■ **Directions**
Lift out each line of the data that holds "above".

■ **Records shown**
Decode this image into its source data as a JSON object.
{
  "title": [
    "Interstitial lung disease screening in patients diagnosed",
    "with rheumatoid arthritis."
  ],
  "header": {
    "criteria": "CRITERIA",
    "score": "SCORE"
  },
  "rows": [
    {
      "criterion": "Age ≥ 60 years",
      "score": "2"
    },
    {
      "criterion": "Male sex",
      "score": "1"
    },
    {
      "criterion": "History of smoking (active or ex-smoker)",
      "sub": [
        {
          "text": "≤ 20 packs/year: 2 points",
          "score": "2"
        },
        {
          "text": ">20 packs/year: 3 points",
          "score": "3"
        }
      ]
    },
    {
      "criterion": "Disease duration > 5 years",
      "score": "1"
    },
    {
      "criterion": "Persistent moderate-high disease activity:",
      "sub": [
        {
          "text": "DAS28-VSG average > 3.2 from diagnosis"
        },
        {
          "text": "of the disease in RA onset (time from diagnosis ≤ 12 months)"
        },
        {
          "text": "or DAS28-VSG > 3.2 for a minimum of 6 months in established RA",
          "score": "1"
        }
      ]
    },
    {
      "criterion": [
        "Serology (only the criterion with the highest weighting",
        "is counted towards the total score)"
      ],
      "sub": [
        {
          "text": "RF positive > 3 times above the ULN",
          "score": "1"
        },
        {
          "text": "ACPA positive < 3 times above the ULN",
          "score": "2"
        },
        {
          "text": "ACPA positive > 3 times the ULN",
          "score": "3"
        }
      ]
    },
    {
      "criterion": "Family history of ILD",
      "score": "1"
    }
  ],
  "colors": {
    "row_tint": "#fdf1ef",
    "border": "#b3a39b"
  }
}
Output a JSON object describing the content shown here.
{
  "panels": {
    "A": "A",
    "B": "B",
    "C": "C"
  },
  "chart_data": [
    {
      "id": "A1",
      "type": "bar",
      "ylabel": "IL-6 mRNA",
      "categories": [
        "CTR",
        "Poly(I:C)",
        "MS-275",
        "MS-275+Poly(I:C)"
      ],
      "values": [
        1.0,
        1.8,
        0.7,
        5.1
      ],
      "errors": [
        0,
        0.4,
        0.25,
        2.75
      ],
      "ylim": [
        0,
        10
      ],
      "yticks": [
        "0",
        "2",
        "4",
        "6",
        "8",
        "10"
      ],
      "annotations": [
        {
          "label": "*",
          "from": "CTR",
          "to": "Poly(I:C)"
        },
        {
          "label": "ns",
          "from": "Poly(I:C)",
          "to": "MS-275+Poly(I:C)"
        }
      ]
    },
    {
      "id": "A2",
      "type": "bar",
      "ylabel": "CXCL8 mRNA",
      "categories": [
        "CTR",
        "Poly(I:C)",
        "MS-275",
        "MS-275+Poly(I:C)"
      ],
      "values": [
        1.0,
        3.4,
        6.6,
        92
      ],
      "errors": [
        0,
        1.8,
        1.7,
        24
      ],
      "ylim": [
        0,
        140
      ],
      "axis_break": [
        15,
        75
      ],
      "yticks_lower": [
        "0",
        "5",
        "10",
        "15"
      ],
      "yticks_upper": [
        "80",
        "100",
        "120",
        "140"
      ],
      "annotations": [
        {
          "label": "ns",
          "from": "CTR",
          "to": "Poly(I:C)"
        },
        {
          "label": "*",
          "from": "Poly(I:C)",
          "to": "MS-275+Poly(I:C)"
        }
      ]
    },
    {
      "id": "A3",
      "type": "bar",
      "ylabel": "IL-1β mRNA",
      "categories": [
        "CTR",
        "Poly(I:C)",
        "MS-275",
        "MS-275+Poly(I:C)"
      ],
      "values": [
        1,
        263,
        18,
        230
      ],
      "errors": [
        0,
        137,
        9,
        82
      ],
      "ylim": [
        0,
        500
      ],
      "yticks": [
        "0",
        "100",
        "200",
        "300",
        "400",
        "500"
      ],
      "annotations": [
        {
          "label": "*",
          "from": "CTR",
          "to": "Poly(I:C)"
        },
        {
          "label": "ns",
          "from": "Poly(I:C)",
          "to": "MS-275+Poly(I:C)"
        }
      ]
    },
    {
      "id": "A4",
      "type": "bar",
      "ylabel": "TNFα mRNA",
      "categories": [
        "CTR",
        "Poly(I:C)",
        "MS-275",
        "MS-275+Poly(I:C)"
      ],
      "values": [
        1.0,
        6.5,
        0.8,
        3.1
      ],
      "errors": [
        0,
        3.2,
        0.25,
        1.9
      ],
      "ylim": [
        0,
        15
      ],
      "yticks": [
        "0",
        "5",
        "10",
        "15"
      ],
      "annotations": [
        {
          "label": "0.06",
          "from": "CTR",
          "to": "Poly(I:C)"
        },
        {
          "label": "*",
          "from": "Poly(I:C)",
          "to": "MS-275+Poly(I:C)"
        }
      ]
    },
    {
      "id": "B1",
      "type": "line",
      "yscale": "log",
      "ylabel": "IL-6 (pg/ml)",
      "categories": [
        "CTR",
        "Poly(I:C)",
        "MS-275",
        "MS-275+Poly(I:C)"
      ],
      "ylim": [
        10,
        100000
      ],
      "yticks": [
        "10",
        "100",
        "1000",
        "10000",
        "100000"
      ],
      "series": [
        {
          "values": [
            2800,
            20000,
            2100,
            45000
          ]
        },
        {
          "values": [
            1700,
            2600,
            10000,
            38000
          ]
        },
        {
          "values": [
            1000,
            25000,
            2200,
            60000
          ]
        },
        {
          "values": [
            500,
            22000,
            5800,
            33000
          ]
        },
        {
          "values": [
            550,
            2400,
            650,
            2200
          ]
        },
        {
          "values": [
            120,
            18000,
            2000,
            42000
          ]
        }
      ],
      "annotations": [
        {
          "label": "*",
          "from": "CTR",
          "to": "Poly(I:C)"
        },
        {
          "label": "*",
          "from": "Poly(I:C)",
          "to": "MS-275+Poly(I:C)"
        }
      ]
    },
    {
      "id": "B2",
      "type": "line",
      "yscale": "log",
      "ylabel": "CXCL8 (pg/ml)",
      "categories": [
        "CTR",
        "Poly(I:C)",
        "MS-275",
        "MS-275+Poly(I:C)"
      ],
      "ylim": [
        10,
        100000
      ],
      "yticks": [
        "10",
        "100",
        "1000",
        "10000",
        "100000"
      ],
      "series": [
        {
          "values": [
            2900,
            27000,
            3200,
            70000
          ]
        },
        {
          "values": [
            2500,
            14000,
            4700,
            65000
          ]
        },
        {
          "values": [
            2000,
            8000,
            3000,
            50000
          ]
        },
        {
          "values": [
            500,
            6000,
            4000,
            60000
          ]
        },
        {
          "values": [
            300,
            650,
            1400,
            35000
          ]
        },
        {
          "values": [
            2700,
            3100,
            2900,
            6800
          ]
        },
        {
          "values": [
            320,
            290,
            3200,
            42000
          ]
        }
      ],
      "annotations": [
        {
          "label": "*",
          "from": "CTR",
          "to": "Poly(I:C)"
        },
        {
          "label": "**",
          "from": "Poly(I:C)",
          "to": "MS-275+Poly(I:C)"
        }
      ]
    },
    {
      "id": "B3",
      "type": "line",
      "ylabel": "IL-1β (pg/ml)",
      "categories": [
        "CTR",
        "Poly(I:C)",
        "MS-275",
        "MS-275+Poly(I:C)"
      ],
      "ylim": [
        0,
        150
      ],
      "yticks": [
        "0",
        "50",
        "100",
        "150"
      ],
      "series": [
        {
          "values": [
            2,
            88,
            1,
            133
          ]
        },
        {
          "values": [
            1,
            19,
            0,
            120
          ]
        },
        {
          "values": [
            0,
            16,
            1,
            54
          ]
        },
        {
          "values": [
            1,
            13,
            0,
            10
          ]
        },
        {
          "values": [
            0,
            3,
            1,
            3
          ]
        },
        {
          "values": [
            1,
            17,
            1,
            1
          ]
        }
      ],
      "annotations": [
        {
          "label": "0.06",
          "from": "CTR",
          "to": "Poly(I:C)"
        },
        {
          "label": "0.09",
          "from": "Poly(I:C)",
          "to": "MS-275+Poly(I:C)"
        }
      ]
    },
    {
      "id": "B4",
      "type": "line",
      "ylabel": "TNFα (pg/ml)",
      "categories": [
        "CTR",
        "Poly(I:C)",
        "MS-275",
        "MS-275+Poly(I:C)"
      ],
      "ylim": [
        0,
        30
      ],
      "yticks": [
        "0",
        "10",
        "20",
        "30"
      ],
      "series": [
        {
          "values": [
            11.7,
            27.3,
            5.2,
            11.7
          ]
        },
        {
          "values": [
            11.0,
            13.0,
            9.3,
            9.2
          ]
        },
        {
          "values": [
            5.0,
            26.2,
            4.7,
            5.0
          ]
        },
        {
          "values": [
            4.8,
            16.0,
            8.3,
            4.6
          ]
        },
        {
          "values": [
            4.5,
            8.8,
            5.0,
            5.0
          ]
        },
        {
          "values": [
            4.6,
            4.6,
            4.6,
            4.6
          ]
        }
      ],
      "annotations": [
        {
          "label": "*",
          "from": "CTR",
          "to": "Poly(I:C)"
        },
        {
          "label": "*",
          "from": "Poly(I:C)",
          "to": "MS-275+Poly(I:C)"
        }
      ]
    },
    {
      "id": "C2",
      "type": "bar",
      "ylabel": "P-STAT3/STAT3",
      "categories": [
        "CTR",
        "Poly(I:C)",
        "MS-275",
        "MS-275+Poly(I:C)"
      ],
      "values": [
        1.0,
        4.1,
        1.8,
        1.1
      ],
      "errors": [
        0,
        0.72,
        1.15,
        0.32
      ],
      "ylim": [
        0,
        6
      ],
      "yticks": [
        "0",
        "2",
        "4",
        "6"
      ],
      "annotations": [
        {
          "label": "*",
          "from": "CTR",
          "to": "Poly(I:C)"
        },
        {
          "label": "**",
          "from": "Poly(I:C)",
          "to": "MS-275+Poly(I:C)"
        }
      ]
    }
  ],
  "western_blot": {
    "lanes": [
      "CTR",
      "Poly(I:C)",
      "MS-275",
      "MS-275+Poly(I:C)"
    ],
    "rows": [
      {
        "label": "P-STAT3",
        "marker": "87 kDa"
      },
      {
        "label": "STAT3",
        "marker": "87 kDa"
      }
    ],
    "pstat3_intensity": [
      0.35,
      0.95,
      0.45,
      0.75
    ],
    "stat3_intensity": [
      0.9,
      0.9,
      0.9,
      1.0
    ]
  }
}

■ **Output below**
          "text": "RF positive > 3 times above the ULN",
          "text": "ACPA positive < 3 times above the ULN",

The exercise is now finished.